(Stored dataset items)
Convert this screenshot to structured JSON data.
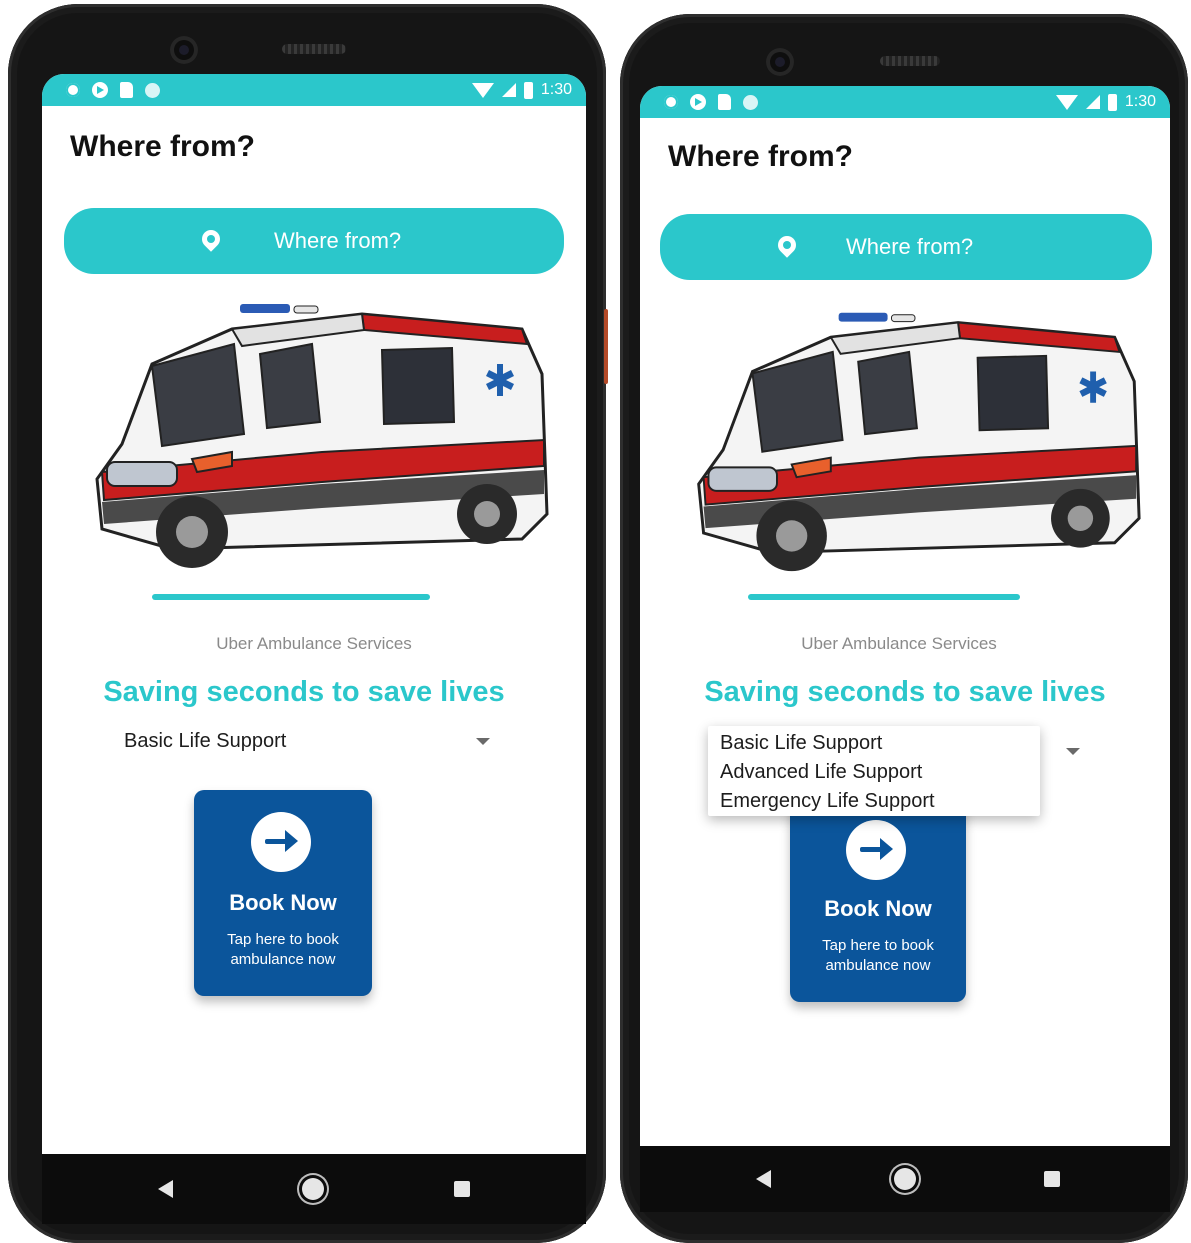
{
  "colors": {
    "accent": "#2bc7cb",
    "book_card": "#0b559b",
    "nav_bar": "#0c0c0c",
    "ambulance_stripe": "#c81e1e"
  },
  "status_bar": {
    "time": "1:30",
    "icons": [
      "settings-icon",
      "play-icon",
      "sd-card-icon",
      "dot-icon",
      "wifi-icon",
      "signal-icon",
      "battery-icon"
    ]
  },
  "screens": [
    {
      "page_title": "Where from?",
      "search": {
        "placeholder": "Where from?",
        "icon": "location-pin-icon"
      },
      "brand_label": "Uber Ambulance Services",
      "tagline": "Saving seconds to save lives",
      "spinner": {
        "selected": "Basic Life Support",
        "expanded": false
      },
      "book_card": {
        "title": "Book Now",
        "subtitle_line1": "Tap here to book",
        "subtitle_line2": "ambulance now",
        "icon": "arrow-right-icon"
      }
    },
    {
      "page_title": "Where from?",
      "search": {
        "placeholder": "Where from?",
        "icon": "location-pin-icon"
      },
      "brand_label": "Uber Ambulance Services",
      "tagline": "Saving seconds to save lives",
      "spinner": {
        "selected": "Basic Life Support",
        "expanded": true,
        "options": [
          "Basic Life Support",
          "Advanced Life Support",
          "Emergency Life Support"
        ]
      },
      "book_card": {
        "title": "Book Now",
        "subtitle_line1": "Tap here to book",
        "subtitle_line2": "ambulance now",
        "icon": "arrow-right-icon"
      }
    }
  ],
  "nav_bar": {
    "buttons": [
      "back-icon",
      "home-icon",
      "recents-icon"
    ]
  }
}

[TO DO]:
Extract all the data above exactly, excluding every picture.

[TASK RESULT]:
Convert this screenshot to structured JSON data.
{
  "colors": {
    "accent": "#2bc7cb",
    "book_card": "#0b559b",
    "nav_bar": "#0c0c0c",
    "ambulance_stripe": "#c81e1e"
  },
  "status_bar": {
    "time": "1:30",
    "icons": [
      "settings-icon",
      "play-icon",
      "sd-card-icon",
      "dot-icon",
      "wifi-icon",
      "signal-icon",
      "battery-icon"
    ]
  },
  "screens": [
    {
      "page_title": "Where from?",
      "search": {
        "placeholder": "Where from?",
        "icon": "location-pin-icon"
      },
      "brand_label": "Uber Ambulance Services",
      "tagline": "Saving seconds to save lives",
      "spinner": {
        "selected": "Basic Life Support",
        "expanded": false
      },
      "book_card": {
        "title": "Book Now",
        "subtitle_line1": "Tap here to book",
        "subtitle_line2": "ambulance now",
        "icon": "arrow-right-icon"
      }
    },
    {
      "page_title": "Where from?",
      "search": {
        "placeholder": "Where from?",
        "icon": "location-pin-icon"
      },
      "brand_label": "Uber Ambulance Services",
      "tagline": "Saving seconds to save lives",
      "spinner": {
        "selected": "Basic Life Support",
        "expanded": true,
        "options": [
          "Basic Life Support",
          "Advanced Life Support",
          "Emergency Life Support"
        ]
      },
      "book_card": {
        "title": "Book Now",
        "subtitle_line1": "Tap here to book",
        "subtitle_line2": "ambulance now",
        "icon": "arrow-right-icon"
      }
    }
  ],
  "nav_bar": {
    "buttons": [
      "back-icon",
      "home-icon",
      "recents-icon"
    ]
  }
}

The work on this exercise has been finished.